## INSTRUCCIÓN 1
Copia las filas desde el comienzo hasta la línea que contiene "projection-screen: 主讲人简介 高级工程师、注册安全工程师", incluida esta, y cambia "audience-person" por "audience-member" sin tocar nada más.

## TEXTO EXTRAÍDO
Corrían los años 60 cuando Tati juzgaba en Playtime (1967) la arquitectura moderna y la imposibilidad de distinguir el horizonte de París del de Nueva York y Tokio. La película es “asombrosamente profética en su predicción de un mundo donde todo se ve y suena igual”. Pero si al principio los habitantes de la nueva ciudad se sienten perdidos, poco a poco se habituaran a ella por sí mismos. Gradualmente lograrán borrar los efectos de sus escenarios ultramodernos, presentándolos al final como humanos.

De tal modo debo pensar que los personajes de Tati fueron más visionarios que el propio autor al dibujar unos perfiles de París, Nueva York o Tokio bien distintos del que en un primer momento divisaron.

Partiendo de la premisa de que las ciudades están hechas por la gente que vive en ellas, y convencidos de que la forma, la función y la identidad de las ciudades vienen definidas, en buena medida, por el factor humano, uno se pregunta ¿cuál es o debería ser su apariencia?

El tradicional skyline se desvanece ante un nuevo paisaje que conecta de manera global todo lo que nos preocupa, nos altera, nos divierte y nos deprime. Aquí las emociones cobran todo el protagonismo. Son emociones como la pasión, la ira o el miedo sintomáticas y reveladoras en la configuración del perfil de nuestras ciudades.

Demos entonces un paso más en el intento por dibujar de qué manera evolucionan nuestros skylines. Si son las emociones las que hoy por hoy marcan el desarrollo de nuestras ciudades ¿no deberíamos entonces fijarnos también en la evolución de las emociones?

## DATOS DE LA TAREA
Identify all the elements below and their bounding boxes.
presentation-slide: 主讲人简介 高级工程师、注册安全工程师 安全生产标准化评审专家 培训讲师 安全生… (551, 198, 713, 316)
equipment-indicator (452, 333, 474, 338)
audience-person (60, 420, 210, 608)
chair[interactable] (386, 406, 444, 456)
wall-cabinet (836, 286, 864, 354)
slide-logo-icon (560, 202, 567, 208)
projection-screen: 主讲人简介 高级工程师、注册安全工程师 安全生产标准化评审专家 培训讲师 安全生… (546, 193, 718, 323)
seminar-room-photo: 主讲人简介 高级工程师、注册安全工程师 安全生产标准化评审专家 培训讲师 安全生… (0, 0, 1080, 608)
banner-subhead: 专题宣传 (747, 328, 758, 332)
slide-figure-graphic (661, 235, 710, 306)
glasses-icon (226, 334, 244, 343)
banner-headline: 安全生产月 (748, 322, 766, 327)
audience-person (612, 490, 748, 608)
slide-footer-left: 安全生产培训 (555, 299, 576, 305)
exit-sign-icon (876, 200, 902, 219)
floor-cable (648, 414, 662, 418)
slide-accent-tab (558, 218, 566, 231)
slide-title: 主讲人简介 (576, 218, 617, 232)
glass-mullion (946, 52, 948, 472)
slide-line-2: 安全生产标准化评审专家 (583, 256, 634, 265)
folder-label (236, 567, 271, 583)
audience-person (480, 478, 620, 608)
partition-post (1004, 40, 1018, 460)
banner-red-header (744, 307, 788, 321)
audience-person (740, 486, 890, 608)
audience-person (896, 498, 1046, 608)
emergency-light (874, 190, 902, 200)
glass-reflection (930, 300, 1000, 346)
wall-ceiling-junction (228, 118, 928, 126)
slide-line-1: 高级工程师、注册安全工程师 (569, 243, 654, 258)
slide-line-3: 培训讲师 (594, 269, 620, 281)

## INSTRUCCIÓN 2
Según el texto sobre las ciudades, ¿qué mundo predice Playtime de manera asombrosamente profética?

## RESPUESTA 1
Identify all the elements below and their bounding boxes.
presentation-slide: 主讲人简介 高级工程师、注册安全工程师 安全生产标准化评审专家 培训讲师 安全生… (551, 198, 713, 316)
equipment-indicator (452, 333, 474, 338)
audience-member (60, 420, 210, 608)
chair[interactable] (386, 406, 444, 456)
wall-cabinet (836, 286, 864, 354)
slide-logo-icon (560, 202, 567, 208)
projection-screen: 主讲人简介 高级工程师、注册安全工程师 安全生产标准化评审专家 培训讲师 安全生… (546, 193, 718, 323)

## RESPUESTA 2
Un mundo donde todo se ve y suena igual.